Problem requirements:
From the entries below, copy out every line with "Offering" in it.

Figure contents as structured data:

====================

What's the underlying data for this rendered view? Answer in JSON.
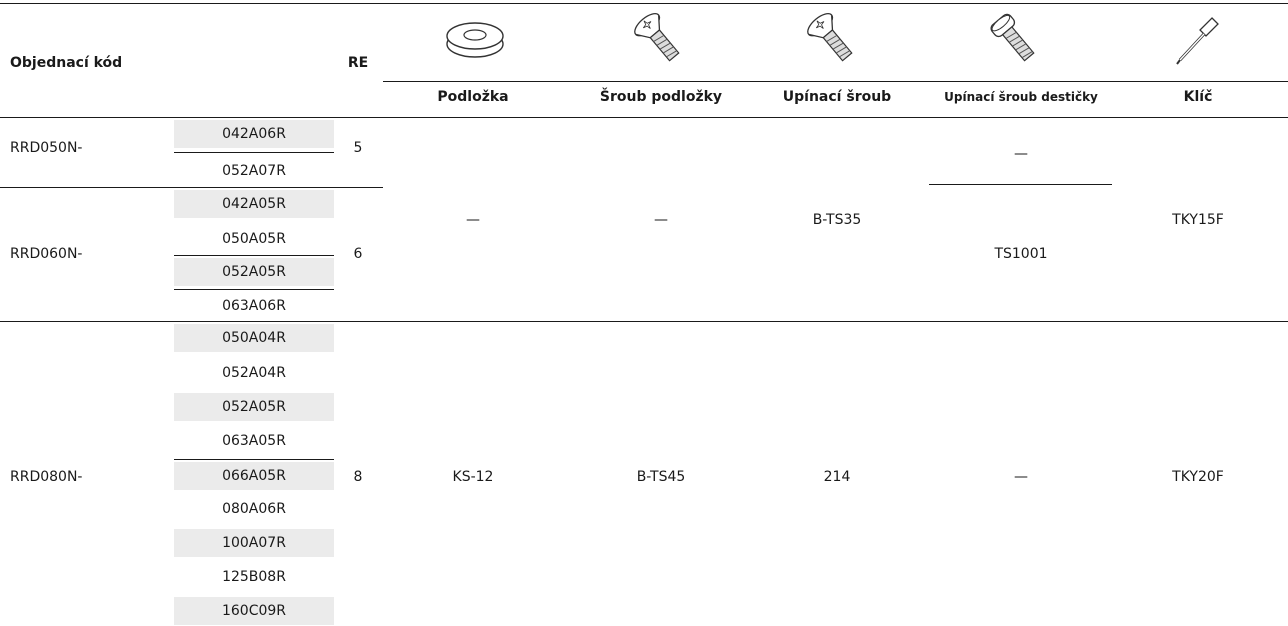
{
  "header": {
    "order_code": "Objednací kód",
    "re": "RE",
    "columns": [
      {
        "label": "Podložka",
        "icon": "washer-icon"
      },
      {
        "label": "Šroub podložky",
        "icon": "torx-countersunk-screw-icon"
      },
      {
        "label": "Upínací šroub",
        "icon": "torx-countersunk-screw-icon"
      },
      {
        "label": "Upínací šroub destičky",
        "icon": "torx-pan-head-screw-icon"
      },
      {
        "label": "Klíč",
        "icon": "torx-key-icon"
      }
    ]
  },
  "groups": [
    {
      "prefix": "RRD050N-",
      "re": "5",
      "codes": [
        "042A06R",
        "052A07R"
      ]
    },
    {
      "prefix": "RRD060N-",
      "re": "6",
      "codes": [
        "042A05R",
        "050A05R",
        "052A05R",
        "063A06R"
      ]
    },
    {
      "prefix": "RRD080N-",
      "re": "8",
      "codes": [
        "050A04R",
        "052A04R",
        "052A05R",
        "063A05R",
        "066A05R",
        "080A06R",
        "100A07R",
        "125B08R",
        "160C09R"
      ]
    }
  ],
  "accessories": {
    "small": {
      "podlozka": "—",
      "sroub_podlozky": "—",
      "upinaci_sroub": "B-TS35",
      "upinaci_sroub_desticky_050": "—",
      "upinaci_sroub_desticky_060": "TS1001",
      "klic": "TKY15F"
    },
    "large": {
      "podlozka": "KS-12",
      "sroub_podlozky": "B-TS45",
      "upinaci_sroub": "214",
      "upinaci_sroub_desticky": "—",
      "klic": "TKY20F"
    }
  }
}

====================

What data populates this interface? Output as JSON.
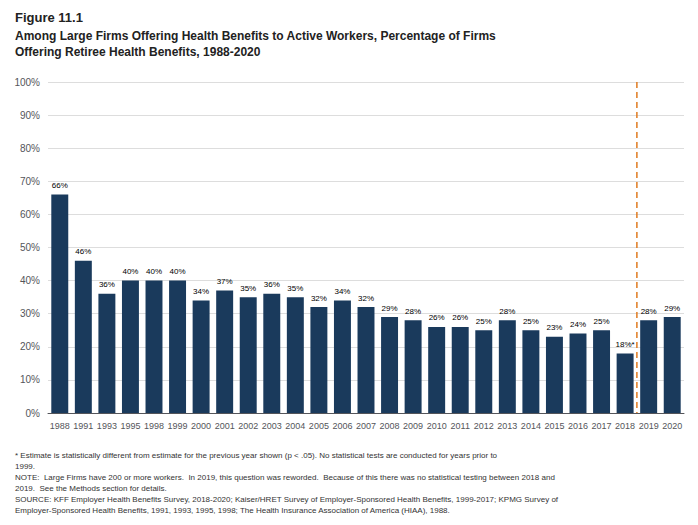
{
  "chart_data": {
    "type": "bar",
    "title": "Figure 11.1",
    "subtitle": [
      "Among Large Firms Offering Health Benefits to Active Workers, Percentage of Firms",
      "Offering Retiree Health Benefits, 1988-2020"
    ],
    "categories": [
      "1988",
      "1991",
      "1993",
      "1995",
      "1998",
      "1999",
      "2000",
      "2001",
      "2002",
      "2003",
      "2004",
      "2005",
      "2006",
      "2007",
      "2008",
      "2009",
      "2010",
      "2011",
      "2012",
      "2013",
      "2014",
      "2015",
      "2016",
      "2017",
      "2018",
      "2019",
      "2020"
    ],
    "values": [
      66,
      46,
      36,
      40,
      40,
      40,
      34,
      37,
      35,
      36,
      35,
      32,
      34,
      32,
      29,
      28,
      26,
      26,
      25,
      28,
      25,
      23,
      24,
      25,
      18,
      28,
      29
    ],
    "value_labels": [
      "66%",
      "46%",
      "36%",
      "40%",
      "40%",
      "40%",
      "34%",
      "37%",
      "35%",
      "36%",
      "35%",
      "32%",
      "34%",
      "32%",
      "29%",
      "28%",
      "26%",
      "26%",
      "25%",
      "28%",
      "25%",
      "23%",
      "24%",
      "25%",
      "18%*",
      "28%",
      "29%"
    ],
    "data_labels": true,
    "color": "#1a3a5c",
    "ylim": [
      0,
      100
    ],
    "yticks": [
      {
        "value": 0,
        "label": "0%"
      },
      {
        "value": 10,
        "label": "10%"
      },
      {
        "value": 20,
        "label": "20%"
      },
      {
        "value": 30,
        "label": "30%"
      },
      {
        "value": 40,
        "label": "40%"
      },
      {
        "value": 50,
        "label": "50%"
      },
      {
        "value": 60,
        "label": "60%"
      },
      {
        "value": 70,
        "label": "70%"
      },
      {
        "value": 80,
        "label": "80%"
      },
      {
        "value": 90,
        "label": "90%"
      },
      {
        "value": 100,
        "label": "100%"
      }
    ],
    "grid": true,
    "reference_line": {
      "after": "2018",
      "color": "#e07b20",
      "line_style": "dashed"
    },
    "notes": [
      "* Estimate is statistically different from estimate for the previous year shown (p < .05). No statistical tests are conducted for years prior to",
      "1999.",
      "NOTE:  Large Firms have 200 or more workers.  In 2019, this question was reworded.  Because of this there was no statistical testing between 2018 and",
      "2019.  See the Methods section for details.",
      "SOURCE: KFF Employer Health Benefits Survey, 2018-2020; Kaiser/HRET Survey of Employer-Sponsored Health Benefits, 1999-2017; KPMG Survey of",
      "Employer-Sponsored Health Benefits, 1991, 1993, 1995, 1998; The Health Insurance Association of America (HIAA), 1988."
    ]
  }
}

====================

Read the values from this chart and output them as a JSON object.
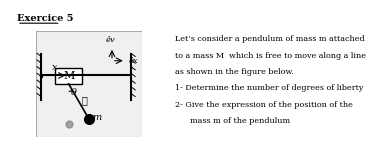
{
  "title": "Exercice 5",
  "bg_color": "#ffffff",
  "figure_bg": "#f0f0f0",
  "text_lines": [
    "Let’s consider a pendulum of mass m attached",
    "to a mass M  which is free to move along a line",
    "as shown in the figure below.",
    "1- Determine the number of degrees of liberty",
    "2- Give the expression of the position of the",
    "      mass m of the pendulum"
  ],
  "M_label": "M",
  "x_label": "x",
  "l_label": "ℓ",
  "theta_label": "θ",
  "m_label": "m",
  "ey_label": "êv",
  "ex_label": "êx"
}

====================

Response to this task:
      "Among Large Firms Offering Health Benefits to Active Workers, Percentage of Firms",
      "Offering Retiree Health Benefits, 1988-2020"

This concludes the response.